* WHAT NEEDS TO BE DONE *
From the entries below, copy every line where the string "with" appears.

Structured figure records
####################

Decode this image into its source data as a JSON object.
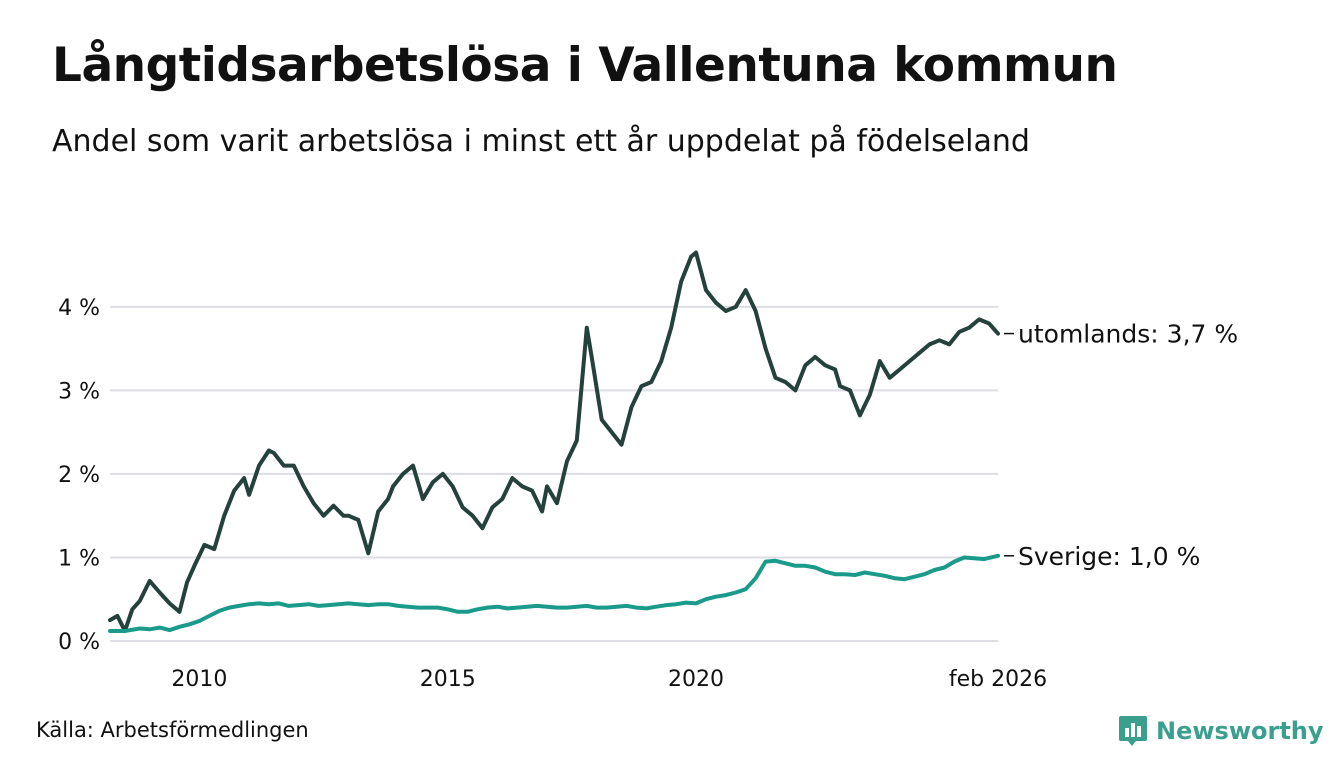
{
  "title": "Långtidsarbetslösa i Vallentuna kommun",
  "subtitle": "Andel som varit arbetslösa i minst ett år uppdelat på födelseland",
  "source": "Källa: Arbetsförmedlingen",
  "brand": "Newsworthy",
  "colors": {
    "utomlands": "#24413c",
    "sverige": "#1a9a8a",
    "grid": "#dddde4",
    "brand": "#3b9f8e"
  },
  "chart_data": {
    "type": "line",
    "title": "Långtidsarbetslösa i Vallentuna kommun",
    "xlabel": "",
    "ylabel": "",
    "xlim": [
      2008.2,
      2026.08
    ],
    "ylim": [
      0,
      4.8
    ],
    "y_ticks": [
      0,
      1,
      2,
      3,
      4
    ],
    "y_tick_labels": [
      "0 %",
      "1 %",
      "2 %",
      "3 %",
      "4 %"
    ],
    "x_ticks": [
      2010,
      2015,
      2020,
      2026.08
    ],
    "x_tick_labels": [
      "2010",
      "2015",
      "2020",
      "feb 2026"
    ],
    "grid": true,
    "series": [
      {
        "name": "utomlands",
        "end_label": "utomlands: 3,7 %",
        "x": [
          2008.2,
          2008.35,
          2008.5,
          2008.65,
          2008.8,
          2009.0,
          2009.2,
          2009.4,
          2009.6,
          2009.75,
          2009.9,
          2010.1,
          2010.3,
          2010.5,
          2010.7,
          2010.9,
          2011.0,
          2011.2,
          2011.4,
          2011.5,
          2011.7,
          2011.9,
          2012.1,
          2012.3,
          2012.5,
          2012.7,
          2012.9,
          2013.0,
          2013.2,
          2013.4,
          2013.6,
          2013.8,
          2013.9,
          2014.1,
          2014.3,
          2014.5,
          2014.7,
          2014.9,
          2015.1,
          2015.3,
          2015.5,
          2015.7,
          2015.9,
          2016.1,
          2016.3,
          2016.5,
          2016.7,
          2016.9,
          2017.0,
          2017.2,
          2017.4,
          2017.6,
          2017.8,
          2017.9,
          2018.1,
          2018.3,
          2018.5,
          2018.7,
          2018.9,
          2019.1,
          2019.3,
          2019.5,
          2019.7,
          2019.9,
          2020.0,
          2020.2,
          2020.4,
          2020.6,
          2020.8,
          2021.0,
          2021.2,
          2021.4,
          2021.6,
          2021.8,
          2022.0,
          2022.2,
          2022.4,
          2022.6,
          2022.8,
          2022.9,
          2023.1,
          2023.3,
          2023.5,
          2023.7,
          2023.9,
          2024.1,
          2024.3,
          2024.5,
          2024.7,
          2024.9,
          2025.1,
          2025.3,
          2025.5,
          2025.7,
          2025.9,
          2026.08
        ],
        "values": [
          0.25,
          0.3,
          0.12,
          0.38,
          0.48,
          0.72,
          0.58,
          0.45,
          0.35,
          0.7,
          0.9,
          1.15,
          1.1,
          1.5,
          1.8,
          1.95,
          1.75,
          2.1,
          2.28,
          2.25,
          2.1,
          2.1,
          1.85,
          1.65,
          1.5,
          1.62,
          1.5,
          1.5,
          1.45,
          1.05,
          1.55,
          1.7,
          1.85,
          2.0,
          2.1,
          1.7,
          1.9,
          2.0,
          1.85,
          1.6,
          1.5,
          1.35,
          1.6,
          1.7,
          1.95,
          1.85,
          1.8,
          1.55,
          1.85,
          1.65,
          2.15,
          2.4,
          3.75,
          3.4,
          2.65,
          2.5,
          2.35,
          2.8,
          3.05,
          3.1,
          3.35,
          3.75,
          4.3,
          4.6,
          4.65,
          4.2,
          4.05,
          3.95,
          4.0,
          4.2,
          3.95,
          3.5,
          3.15,
          3.1,
          3.0,
          3.3,
          3.4,
          3.3,
          3.25,
          3.05,
          3.0,
          2.7,
          2.95,
          3.35,
          3.15,
          3.25,
          3.35,
          3.45,
          3.55,
          3.6,
          3.55,
          3.7,
          3.75,
          3.85,
          3.8,
          3.68
        ]
      },
      {
        "name": "Sverige",
        "end_label": "Sverige: 1,0 %",
        "x": [
          2008.2,
          2008.5,
          2008.8,
          2009.0,
          2009.2,
          2009.4,
          2009.6,
          2009.8,
          2010.0,
          2010.2,
          2010.4,
          2010.6,
          2010.8,
          2011.0,
          2011.2,
          2011.4,
          2011.6,
          2011.8,
          2012.0,
          2012.2,
          2012.4,
          2012.6,
          2012.8,
          2013.0,
          2013.2,
          2013.4,
          2013.6,
          2013.8,
          2014.0,
          2014.2,
          2014.4,
          2014.6,
          2014.8,
          2015.0,
          2015.2,
          2015.4,
          2015.6,
          2015.8,
          2016.0,
          2016.2,
          2016.4,
          2016.6,
          2016.8,
          2017.0,
          2017.2,
          2017.4,
          2017.6,
          2017.8,
          2018.0,
          2018.2,
          2018.4,
          2018.6,
          2018.8,
          2019.0,
          2019.2,
          2019.4,
          2019.6,
          2019.8,
          2020.0,
          2020.2,
          2020.4,
          2020.6,
          2020.8,
          2021.0,
          2021.2,
          2021.4,
          2021.6,
          2021.8,
          2022.0,
          2022.2,
          2022.4,
          2022.6,
          2022.8,
          2023.0,
          2023.2,
          2023.4,
          2023.6,
          2023.8,
          2024.0,
          2024.2,
          2024.4,
          2024.6,
          2024.8,
          2025.0,
          2025.2,
          2025.4,
          2025.6,
          2025.8,
          2026.08
        ],
        "values": [
          0.12,
          0.12,
          0.15,
          0.14,
          0.16,
          0.13,
          0.17,
          0.2,
          0.24,
          0.3,
          0.36,
          0.4,
          0.42,
          0.44,
          0.45,
          0.44,
          0.45,
          0.42,
          0.43,
          0.44,
          0.42,
          0.43,
          0.44,
          0.45,
          0.44,
          0.43,
          0.44,
          0.44,
          0.42,
          0.41,
          0.4,
          0.4,
          0.4,
          0.38,
          0.35,
          0.35,
          0.38,
          0.4,
          0.41,
          0.39,
          0.4,
          0.41,
          0.42,
          0.41,
          0.4,
          0.4,
          0.41,
          0.42,
          0.4,
          0.4,
          0.41,
          0.42,
          0.4,
          0.39,
          0.41,
          0.43,
          0.44,
          0.46,
          0.45,
          0.5,
          0.53,
          0.55,
          0.58,
          0.62,
          0.75,
          0.95,
          0.96,
          0.93,
          0.9,
          0.9,
          0.88,
          0.83,
          0.8,
          0.8,
          0.79,
          0.82,
          0.8,
          0.78,
          0.75,
          0.74,
          0.77,
          0.8,
          0.85,
          0.88,
          0.95,
          1.0,
          0.99,
          0.98,
          1.02
        ]
      }
    ]
  }
}
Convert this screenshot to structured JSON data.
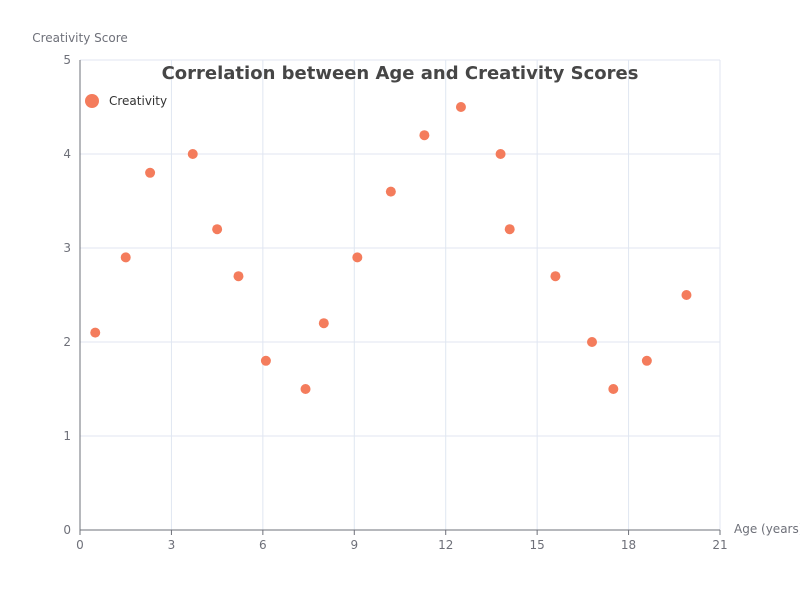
{
  "chart_data": {
    "type": "scatter",
    "title": "Correlation between Age and Creativity Scores",
    "xlabel": "Age (years)",
    "ylabel": "Creativity Score",
    "xlim": [
      0,
      21
    ],
    "ylim": [
      0,
      5
    ],
    "x_ticks": [
      0,
      3,
      6,
      9,
      12,
      15,
      18,
      21
    ],
    "y_ticks": [
      0,
      1,
      2,
      3,
      4,
      5
    ],
    "grid": true,
    "legend_position": "top-left",
    "series": [
      {
        "name": "Creativity",
        "color": "#f47c5c",
        "x": [
          0.5,
          1.5,
          2.3,
          3.7,
          4.5,
          5.2,
          6.1,
          7.4,
          8.0,
          9.1,
          10.2,
          11.3,
          12.5,
          13.8,
          14.1,
          15.6,
          16.8,
          17.5,
          18.6,
          19.9
        ],
        "y": [
          2.1,
          2.9,
          3.8,
          4.0,
          3.2,
          2.7,
          1.8,
          1.5,
          2.2,
          2.9,
          3.6,
          4.2,
          4.5,
          4.0,
          3.2,
          2.7,
          2.0,
          1.5,
          1.8,
          2.5
        ]
      }
    ]
  }
}
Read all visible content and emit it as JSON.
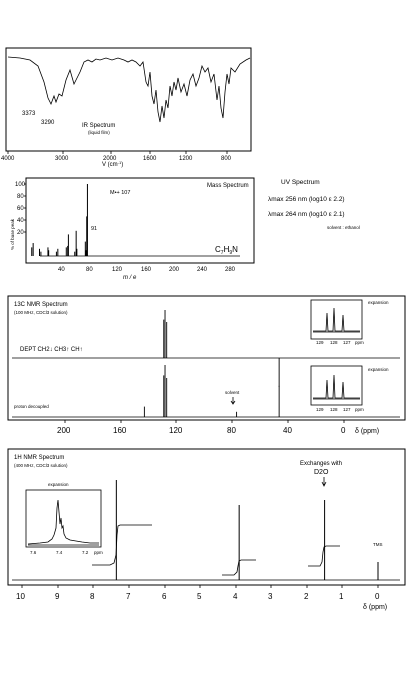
{
  "ir": {
    "title": "IR Spectrum",
    "subtitle": "(liquid film)",
    "peak_labels": [
      "3373",
      "3290"
    ],
    "x_ticks": [
      "4000",
      "3000",
      "2000",
      "1600",
      "1200",
      "800"
    ],
    "x_axis_label": "V (cm",
    "x_axis_sup": "-1",
    "x_axis_close": ")"
  },
  "mass": {
    "title": "Mass Spectrum",
    "molecular_ion": "M•+ 107",
    "peak_91": "91",
    "formula_main": "C",
    "formula_sub1": "7",
    "formula_mid": "H",
    "formula_sub2": "9",
    "formula_end": "N",
    "y_axis_label": "% of base peak",
    "y_ticks": [
      "100",
      "80",
      "60",
      "40",
      "20"
    ],
    "x_ticks": [
      "40",
      "80",
      "120",
      "160",
      "200",
      "240",
      "280"
    ],
    "x_axis_label": "m / e"
  },
  "uv": {
    "title": "UV Spectrum",
    "line1": "λmax 256 nm  (log10 ε  2.2)",
    "line2": "λmax 264 nm  (log10 ε  2.1)",
    "solvent": "solvent : ethanol"
  },
  "c13": {
    "title": "13C NMR Spectrum",
    "subtitle": "(100 MHz, CDCl3 solution)",
    "dept_label": "DEPT  CH2↓  CH3↑  CH↑",
    "expansion1": "expansion",
    "expansion2": "expansion",
    "exp_ticks": [
      "129",
      "128",
      "127",
      "ppm"
    ],
    "solvent_label": "solvent",
    "proton_decoupled": "proton decoupled",
    "x_ticks": [
      "200",
      "160",
      "120",
      "80",
      "40",
      "0"
    ],
    "x_axis_label": "δ (ppm)"
  },
  "h1": {
    "title": "1H NMR Spectrum",
    "subtitle": "(400 MHz, CDCl3 solution)",
    "expansion": "expansion",
    "exp_ticks": [
      "7.6",
      "7.4",
      "7.2",
      "ppm"
    ],
    "exchanges_line1": "Exchanges with",
    "exchanges_line2": "D2O",
    "tms": "TMS",
    "x_ticks": [
      "10",
      "9",
      "8",
      "7",
      "6",
      "5",
      "4",
      "3",
      "2",
      "1",
      "0"
    ],
    "x_axis_label": "δ (ppm)"
  },
  "chart_data": [
    {
      "type": "line",
      "title": "IR Spectrum",
      "xlabel": "V (cm-1)",
      "xlim": [
        4000,
        600
      ],
      "annotations": [
        {
          "x": 3373,
          "label": "3373"
        },
        {
          "x": 3290,
          "label": "3290"
        }
      ]
    },
    {
      "type": "bar",
      "title": "Mass Spectrum",
      "xlabel": "m / e",
      "ylabel": "% of base peak",
      "xlim": [
        0,
        300
      ],
      "ylim": [
        0,
        100
      ],
      "x": [
        28,
        30,
        39,
        41,
        51,
        52,
        63,
        65,
        77,
        79,
        80,
        89,
        91,
        92,
        104,
        105,
        106,
        107
      ],
      "values": [
        12,
        18,
        10,
        6,
        12,
        8,
        6,
        10,
        12,
        14,
        30,
        6,
        35,
        10,
        20,
        8,
        55,
        100
      ],
      "annotations": [
        {
          "x": 107,
          "label": "M•+ 107"
        },
        {
          "x": 91,
          "label": "91"
        }
      ]
    },
    {
      "type": "bar",
      "title": "13C NMR Spectrum",
      "xlabel": "δ (ppm)",
      "xlim": [
        240,
        -5
      ],
      "dept": [
        {
          "x": 129.2,
          "value": 80,
          "direction": "up"
        },
        {
          "x": 128.3,
          "value": 100,
          "direction": "up"
        },
        {
          "x": 127.1,
          "value": 75,
          "direction": "up"
        },
        {
          "x": 46.5,
          "value": 60,
          "direction": "down"
        }
      ],
      "proton_decoupled": [
        {
          "x": 143.1,
          "value": 20
        },
        {
          "x": 129.2,
          "value": 80
        },
        {
          "x": 128.3,
          "value": 100
        },
        {
          "x": 127.1,
          "value": 75
        },
        {
          "x": 77.0,
          "value": 10,
          "label": "solvent"
        },
        {
          "x": 46.5,
          "value": 60
        }
      ]
    },
    {
      "type": "line",
      "title": "1H NMR Spectrum",
      "xlabel": "δ (ppm)",
      "xlim": [
        10.5,
        -0.3
      ],
      "peaks": [
        {
          "x": 7.35,
          "value": 100,
          "integral_steps": 5
        },
        {
          "x": 3.9,
          "value": 75,
          "integral_steps": 2
        },
        {
          "x": 1.5,
          "value": 80,
          "integral_steps": 2,
          "label": "Exchanges with D2O"
        },
        {
          "x": 0.0,
          "value": 18,
          "label": "TMS"
        }
      ]
    }
  ]
}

####################

* SOLUTION TO THIS TASK *
    "exchanges_line1": "Exchanges with",
          "label": "Exchanges with D2O"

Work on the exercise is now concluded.